>>>

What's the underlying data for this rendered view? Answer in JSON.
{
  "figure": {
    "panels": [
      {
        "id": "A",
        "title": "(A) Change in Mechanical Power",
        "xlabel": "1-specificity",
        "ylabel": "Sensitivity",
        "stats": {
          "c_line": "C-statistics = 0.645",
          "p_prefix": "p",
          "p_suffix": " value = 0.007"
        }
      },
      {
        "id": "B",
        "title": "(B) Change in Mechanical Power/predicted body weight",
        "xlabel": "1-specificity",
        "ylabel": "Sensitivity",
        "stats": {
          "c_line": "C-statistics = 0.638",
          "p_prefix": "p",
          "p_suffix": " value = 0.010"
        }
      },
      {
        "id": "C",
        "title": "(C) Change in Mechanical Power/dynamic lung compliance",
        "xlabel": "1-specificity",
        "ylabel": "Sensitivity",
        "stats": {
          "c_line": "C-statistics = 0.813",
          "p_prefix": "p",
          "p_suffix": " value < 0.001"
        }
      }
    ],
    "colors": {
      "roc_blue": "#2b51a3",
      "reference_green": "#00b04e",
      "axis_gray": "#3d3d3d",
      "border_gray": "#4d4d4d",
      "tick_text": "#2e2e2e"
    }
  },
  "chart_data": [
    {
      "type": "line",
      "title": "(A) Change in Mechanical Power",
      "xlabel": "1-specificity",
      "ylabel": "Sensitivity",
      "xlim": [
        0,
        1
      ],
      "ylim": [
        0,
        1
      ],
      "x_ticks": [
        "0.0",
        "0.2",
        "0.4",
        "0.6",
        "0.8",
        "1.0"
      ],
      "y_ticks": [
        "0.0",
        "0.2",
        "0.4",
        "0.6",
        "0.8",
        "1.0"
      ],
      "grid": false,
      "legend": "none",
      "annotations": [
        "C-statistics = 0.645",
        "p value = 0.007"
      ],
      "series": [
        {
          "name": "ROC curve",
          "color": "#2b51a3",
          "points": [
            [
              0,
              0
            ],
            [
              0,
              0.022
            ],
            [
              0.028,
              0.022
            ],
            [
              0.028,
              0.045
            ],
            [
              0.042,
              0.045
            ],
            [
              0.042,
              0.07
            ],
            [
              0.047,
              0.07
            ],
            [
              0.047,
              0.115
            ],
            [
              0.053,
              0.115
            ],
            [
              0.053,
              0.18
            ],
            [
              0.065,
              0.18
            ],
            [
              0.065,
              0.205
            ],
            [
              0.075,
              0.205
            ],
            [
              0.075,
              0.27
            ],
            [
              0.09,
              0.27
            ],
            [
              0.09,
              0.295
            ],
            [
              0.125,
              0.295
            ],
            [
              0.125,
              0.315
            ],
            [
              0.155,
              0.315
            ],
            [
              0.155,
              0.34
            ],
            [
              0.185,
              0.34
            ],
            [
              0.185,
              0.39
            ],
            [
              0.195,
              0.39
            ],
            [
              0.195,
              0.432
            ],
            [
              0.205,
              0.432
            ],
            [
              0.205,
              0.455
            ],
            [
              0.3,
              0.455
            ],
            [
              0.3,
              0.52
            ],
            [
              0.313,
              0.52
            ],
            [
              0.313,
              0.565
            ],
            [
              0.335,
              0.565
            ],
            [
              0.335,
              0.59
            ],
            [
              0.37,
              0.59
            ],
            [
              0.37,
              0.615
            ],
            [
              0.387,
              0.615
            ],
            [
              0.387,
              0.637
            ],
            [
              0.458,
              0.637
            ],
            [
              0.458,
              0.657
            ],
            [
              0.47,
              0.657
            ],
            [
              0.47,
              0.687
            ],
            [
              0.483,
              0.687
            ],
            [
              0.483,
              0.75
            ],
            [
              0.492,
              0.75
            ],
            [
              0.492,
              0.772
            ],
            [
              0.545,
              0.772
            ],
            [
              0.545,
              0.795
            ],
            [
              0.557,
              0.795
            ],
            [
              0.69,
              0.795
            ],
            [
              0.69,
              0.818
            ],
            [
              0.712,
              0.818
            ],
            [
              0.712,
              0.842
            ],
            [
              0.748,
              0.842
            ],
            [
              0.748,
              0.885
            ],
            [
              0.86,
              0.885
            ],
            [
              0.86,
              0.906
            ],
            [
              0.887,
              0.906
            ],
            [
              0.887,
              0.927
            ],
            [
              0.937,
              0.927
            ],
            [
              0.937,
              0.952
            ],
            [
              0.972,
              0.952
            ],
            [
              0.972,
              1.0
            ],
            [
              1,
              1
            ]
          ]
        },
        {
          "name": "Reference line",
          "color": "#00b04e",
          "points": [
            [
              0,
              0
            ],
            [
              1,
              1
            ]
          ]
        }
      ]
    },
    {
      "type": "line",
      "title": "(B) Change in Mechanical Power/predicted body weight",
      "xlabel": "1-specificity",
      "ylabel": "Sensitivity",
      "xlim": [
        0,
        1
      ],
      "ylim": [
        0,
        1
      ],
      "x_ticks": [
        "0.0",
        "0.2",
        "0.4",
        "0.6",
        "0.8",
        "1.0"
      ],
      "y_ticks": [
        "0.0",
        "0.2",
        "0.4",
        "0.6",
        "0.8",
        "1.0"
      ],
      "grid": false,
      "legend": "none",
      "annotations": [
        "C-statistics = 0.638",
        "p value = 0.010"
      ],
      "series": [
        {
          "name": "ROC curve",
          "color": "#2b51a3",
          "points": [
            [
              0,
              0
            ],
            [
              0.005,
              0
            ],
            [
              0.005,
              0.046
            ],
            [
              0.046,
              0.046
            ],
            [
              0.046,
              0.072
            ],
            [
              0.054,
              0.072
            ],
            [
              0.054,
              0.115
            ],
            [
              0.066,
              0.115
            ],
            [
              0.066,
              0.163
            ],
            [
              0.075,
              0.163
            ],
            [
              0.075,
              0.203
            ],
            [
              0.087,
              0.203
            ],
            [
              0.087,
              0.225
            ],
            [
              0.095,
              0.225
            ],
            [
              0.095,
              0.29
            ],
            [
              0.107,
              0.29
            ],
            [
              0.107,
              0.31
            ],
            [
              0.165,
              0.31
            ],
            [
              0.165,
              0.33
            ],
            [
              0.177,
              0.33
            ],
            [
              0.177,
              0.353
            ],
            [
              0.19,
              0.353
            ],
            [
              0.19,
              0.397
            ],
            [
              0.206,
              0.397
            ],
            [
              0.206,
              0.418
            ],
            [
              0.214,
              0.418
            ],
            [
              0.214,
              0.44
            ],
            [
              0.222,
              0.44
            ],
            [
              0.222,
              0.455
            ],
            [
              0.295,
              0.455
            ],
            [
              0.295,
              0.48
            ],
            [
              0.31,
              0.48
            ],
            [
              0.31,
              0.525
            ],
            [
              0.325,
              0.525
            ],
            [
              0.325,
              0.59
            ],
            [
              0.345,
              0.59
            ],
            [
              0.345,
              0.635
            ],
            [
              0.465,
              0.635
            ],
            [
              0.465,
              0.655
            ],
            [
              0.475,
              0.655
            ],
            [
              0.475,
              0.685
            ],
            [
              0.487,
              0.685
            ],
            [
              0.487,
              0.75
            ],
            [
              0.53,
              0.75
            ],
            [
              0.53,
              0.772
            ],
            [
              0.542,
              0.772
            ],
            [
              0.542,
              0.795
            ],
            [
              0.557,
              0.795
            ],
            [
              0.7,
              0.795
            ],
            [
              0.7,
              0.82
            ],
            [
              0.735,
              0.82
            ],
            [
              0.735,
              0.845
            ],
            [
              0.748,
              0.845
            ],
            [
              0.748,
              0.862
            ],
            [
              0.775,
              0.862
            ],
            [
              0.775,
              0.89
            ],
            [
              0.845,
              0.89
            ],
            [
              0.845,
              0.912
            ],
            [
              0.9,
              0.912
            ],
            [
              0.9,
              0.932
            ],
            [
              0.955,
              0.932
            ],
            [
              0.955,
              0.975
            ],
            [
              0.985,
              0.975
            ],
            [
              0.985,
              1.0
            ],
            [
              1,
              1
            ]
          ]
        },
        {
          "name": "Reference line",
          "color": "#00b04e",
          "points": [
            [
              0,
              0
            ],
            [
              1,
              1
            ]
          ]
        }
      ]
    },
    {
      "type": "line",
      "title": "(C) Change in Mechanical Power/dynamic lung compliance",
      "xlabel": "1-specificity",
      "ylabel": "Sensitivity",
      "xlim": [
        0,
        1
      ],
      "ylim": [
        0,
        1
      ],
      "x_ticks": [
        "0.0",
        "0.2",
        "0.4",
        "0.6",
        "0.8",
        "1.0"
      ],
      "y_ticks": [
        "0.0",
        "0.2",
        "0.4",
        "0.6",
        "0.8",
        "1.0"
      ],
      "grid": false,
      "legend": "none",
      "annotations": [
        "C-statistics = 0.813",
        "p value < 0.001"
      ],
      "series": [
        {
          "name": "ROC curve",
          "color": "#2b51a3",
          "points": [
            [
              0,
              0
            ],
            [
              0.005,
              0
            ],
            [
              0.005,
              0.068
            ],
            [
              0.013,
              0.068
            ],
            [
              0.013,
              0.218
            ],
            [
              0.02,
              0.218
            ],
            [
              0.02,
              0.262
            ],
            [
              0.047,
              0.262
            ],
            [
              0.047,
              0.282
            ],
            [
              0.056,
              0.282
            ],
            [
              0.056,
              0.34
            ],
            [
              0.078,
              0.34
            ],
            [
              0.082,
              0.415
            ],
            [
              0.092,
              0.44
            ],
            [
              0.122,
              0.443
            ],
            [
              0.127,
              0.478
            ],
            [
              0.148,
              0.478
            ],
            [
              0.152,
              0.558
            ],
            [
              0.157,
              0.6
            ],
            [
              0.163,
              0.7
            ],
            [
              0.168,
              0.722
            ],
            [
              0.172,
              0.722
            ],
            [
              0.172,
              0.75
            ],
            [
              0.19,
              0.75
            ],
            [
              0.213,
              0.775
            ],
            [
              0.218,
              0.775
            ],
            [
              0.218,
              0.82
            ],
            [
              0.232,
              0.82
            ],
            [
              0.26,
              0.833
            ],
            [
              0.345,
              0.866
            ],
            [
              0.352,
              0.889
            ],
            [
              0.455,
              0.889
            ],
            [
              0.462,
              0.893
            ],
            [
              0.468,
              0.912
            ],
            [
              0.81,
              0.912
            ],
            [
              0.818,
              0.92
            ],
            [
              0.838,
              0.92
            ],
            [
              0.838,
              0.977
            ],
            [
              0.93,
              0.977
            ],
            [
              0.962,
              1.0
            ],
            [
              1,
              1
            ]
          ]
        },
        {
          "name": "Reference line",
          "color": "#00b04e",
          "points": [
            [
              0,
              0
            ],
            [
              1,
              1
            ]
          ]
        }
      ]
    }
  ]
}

<<<

*Problem details*: Collect every line from the records above that contains the word "predicted".

*Task output*:
        "title": "(B) Change in Mechanical Power/predicted body weight",
      "title": "(B) Change in Mechanical Power/predicted body weight",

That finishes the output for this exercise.